# [WHAT NEEDS TO BE DONE]
Identify each line containing the word "Bedingungen" and copy it.

Start of DATA

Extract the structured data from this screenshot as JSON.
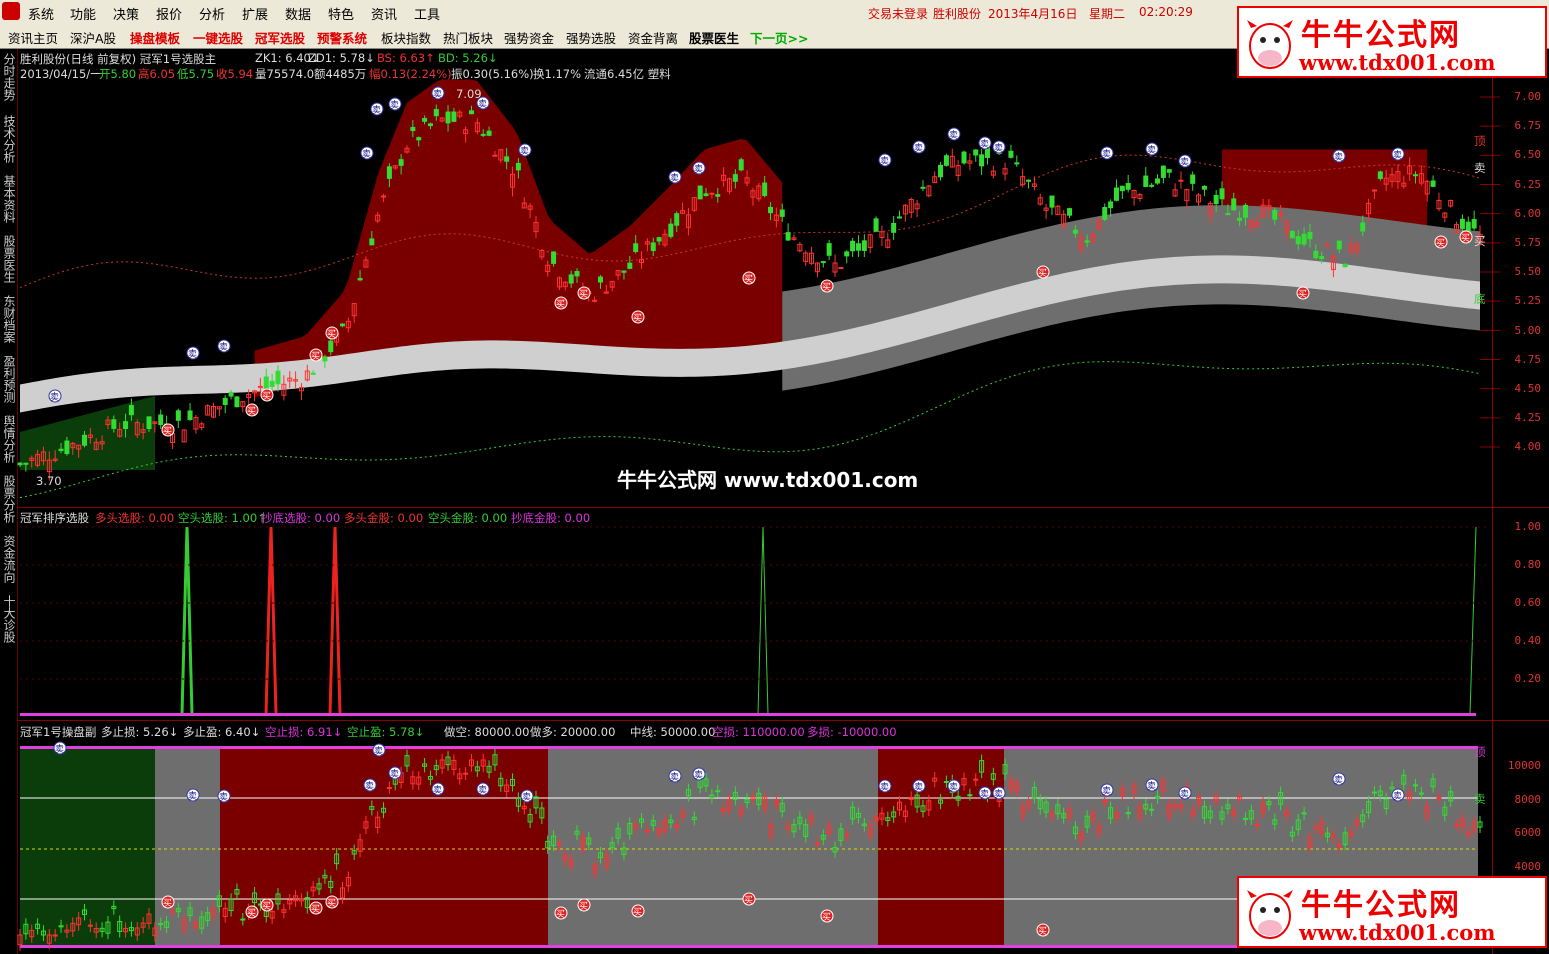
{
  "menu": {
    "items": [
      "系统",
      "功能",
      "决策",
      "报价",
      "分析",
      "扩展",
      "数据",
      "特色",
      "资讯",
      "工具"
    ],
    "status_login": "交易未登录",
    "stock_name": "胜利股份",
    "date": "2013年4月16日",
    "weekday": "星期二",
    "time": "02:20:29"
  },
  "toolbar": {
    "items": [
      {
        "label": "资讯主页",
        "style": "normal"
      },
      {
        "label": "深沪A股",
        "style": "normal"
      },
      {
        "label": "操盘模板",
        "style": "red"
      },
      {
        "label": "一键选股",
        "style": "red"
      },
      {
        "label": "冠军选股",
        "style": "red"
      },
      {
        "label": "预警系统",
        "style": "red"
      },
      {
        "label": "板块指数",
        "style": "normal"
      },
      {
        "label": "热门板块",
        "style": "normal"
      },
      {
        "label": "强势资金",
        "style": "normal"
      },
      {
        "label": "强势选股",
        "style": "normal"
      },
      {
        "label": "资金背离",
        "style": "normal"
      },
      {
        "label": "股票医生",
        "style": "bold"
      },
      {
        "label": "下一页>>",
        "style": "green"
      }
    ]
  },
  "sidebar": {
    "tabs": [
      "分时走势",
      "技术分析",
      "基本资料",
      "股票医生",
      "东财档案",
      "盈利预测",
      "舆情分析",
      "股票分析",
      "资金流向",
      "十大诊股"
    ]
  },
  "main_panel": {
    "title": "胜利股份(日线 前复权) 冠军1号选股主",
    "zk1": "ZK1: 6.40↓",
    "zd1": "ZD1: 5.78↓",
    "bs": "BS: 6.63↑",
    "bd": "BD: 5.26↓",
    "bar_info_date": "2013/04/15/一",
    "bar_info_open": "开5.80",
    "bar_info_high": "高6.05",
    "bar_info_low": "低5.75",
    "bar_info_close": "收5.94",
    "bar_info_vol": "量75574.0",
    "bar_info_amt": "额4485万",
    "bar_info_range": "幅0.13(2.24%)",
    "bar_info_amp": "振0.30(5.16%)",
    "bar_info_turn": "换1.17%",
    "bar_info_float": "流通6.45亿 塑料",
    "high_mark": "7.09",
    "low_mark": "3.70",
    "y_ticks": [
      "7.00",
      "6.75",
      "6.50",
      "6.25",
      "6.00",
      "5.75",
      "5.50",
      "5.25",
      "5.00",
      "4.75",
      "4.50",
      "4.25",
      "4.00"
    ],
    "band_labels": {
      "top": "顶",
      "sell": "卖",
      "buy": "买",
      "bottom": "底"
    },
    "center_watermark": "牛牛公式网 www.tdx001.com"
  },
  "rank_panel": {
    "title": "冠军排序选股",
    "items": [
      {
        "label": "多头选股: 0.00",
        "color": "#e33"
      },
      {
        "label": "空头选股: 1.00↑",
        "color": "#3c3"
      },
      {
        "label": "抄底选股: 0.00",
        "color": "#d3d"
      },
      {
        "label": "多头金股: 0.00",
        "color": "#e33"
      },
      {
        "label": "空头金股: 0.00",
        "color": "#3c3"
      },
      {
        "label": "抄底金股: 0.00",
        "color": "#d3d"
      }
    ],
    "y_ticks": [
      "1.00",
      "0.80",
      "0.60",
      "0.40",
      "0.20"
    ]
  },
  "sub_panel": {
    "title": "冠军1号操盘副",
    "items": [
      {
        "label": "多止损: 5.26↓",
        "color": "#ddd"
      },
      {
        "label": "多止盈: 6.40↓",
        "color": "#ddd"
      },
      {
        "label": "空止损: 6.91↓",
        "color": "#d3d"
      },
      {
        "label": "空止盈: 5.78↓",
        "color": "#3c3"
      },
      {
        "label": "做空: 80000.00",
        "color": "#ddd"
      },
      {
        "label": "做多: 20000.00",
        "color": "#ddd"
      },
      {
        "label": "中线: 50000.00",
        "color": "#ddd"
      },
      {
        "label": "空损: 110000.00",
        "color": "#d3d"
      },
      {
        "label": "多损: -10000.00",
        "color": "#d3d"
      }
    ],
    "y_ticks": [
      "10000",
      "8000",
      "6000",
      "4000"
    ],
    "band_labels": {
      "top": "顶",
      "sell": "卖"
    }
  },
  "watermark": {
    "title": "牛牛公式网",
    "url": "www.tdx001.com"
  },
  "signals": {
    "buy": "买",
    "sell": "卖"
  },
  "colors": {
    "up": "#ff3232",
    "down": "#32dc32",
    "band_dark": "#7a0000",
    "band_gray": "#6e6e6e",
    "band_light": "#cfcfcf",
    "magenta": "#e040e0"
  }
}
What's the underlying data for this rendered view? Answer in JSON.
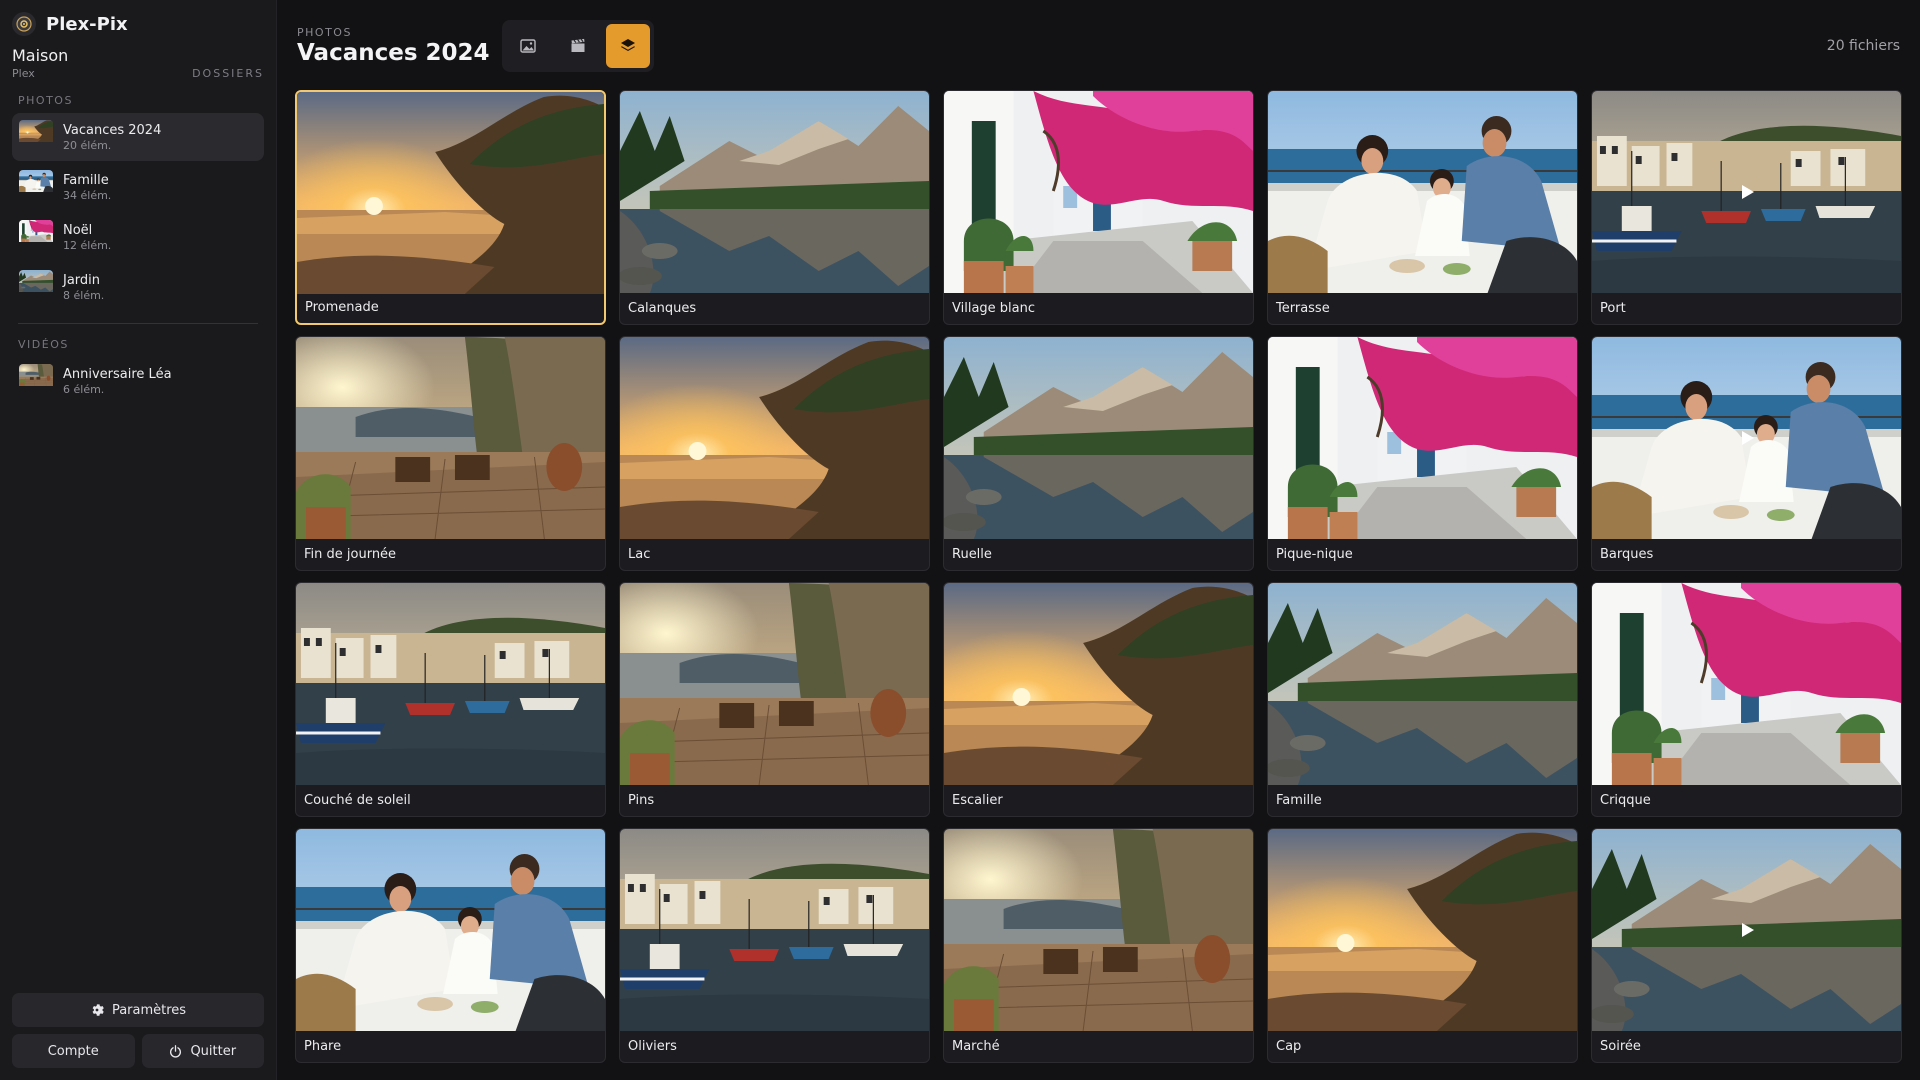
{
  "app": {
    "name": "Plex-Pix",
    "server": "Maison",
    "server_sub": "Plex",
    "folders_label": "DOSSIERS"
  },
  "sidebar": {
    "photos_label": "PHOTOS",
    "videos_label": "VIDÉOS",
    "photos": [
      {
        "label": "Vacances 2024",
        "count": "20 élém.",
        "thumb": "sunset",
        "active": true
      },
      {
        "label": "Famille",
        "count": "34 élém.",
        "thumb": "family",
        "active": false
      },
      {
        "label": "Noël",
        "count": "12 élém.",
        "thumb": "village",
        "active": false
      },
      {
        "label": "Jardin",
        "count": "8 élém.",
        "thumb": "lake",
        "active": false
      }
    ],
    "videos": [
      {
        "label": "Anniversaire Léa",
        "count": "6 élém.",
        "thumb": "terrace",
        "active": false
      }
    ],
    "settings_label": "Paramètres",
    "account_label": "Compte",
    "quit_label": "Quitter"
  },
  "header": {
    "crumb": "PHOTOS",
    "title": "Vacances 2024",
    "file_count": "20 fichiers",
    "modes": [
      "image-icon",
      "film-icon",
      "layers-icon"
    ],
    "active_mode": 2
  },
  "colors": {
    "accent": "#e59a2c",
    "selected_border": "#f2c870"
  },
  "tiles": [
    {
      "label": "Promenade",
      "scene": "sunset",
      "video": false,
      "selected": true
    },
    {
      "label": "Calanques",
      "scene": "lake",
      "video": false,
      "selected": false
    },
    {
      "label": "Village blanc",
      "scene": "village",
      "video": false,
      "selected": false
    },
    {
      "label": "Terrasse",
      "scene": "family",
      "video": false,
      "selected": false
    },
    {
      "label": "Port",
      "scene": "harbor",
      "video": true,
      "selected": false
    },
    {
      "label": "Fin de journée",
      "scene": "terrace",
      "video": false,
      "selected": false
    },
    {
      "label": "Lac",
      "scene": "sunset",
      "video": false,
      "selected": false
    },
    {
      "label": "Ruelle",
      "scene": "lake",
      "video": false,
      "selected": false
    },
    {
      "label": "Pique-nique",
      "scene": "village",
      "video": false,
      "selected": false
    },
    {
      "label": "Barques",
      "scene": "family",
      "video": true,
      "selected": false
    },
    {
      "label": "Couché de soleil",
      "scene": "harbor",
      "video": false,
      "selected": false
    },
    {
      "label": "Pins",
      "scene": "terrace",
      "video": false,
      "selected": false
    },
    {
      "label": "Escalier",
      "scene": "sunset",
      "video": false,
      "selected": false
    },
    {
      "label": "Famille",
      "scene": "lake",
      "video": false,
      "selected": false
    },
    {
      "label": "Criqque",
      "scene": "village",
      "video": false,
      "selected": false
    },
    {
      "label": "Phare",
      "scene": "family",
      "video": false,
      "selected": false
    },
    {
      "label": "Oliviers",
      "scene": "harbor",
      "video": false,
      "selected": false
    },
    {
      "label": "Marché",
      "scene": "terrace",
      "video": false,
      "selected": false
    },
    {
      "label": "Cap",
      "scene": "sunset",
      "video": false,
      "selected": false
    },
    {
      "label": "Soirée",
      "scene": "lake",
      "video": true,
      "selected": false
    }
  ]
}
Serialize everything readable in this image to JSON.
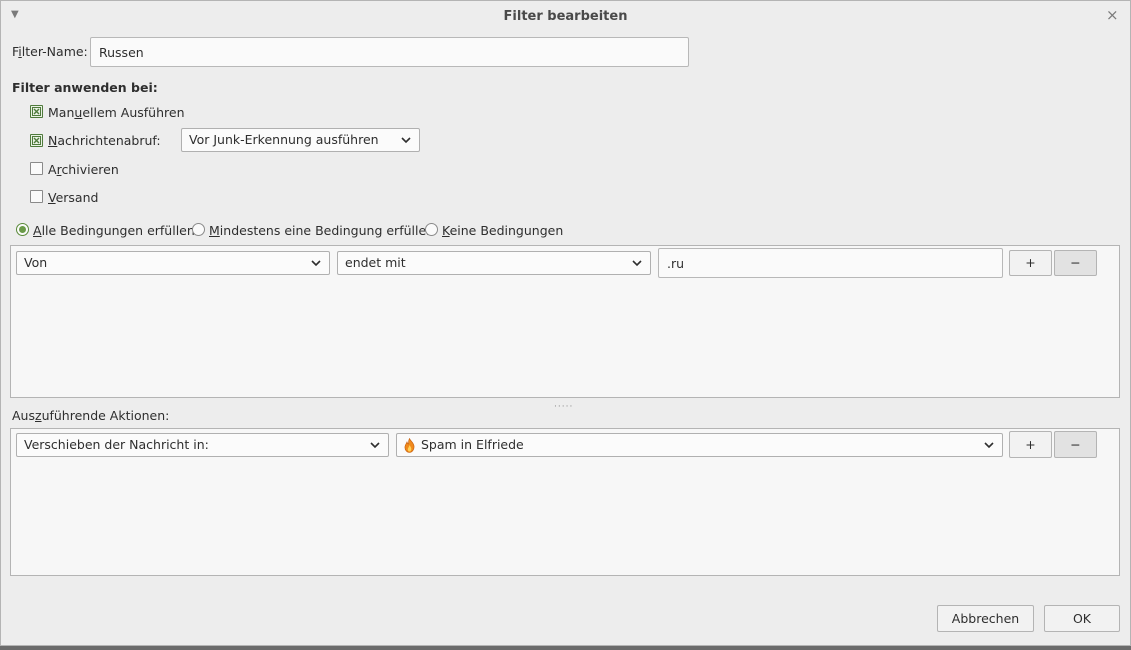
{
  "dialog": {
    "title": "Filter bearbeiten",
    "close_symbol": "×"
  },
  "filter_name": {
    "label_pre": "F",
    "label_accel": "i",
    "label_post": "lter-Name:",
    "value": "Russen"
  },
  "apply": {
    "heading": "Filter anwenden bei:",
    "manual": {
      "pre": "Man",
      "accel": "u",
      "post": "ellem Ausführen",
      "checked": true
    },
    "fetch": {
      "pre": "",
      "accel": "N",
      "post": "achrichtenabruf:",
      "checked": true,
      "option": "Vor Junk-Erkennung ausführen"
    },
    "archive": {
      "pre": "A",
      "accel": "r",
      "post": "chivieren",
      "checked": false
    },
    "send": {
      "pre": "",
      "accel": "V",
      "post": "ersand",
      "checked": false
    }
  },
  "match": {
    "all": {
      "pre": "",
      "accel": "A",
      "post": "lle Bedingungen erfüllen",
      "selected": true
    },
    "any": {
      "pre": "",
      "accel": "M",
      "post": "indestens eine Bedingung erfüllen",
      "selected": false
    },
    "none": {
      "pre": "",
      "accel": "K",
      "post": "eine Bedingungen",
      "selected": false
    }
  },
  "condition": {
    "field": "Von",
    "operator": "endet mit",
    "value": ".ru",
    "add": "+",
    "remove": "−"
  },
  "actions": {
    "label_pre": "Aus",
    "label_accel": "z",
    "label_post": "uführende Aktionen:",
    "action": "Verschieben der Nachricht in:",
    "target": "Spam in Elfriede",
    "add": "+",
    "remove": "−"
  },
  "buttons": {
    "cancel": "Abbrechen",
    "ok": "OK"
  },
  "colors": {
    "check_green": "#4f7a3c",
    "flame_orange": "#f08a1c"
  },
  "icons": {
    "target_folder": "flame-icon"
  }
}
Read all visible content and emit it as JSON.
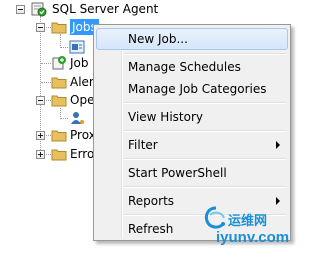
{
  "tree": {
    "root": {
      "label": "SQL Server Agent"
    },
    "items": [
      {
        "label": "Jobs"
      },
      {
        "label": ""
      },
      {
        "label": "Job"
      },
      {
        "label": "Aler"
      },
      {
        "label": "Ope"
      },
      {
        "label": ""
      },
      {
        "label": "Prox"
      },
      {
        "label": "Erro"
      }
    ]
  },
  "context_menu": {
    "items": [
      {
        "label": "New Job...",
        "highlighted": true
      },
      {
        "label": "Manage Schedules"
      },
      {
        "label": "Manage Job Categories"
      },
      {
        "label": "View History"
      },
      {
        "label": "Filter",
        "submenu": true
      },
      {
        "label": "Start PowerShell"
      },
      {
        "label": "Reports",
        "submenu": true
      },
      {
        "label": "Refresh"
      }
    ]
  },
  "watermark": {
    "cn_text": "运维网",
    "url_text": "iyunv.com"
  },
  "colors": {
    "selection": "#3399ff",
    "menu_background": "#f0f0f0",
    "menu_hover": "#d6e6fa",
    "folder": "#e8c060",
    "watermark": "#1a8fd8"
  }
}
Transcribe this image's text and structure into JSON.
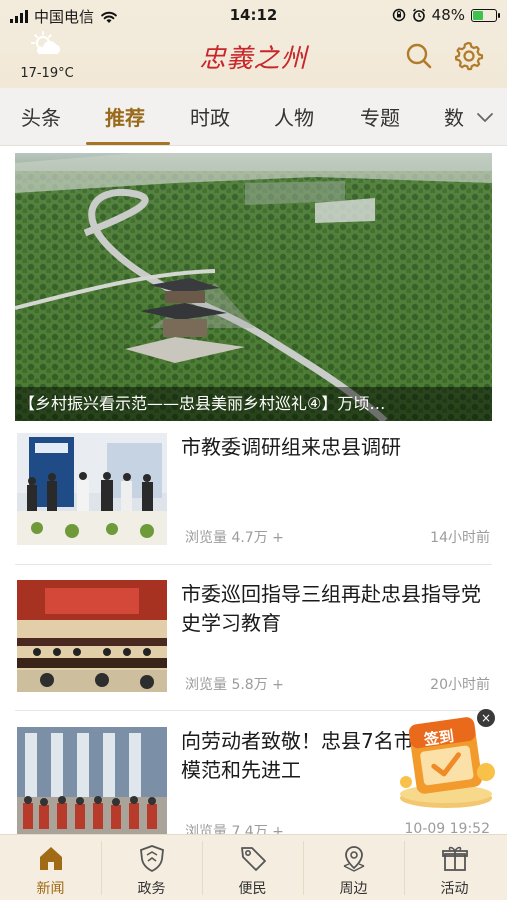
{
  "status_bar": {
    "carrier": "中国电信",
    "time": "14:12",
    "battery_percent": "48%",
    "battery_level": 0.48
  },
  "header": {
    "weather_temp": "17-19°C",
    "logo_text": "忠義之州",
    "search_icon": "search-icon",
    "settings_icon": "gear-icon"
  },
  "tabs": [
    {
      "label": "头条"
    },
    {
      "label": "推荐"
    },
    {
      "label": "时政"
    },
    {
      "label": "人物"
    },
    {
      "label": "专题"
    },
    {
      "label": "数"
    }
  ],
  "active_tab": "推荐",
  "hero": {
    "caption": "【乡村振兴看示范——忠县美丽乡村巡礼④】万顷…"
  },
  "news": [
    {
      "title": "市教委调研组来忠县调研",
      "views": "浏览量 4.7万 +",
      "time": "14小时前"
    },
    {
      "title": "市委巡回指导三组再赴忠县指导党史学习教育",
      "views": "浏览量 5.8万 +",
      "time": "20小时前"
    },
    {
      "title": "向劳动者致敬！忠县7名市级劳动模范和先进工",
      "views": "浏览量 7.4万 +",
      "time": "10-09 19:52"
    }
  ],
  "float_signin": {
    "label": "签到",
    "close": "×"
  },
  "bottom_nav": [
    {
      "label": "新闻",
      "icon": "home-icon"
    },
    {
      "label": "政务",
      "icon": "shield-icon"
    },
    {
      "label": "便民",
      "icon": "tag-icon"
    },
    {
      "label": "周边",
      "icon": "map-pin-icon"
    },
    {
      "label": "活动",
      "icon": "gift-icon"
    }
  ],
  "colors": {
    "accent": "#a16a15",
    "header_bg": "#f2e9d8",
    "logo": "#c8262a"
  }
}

End of DATA

# [WRITTEN RESPONSE]
      "post": "lle Bedingungen erfüllen",
      "post": "eine Bedingungen",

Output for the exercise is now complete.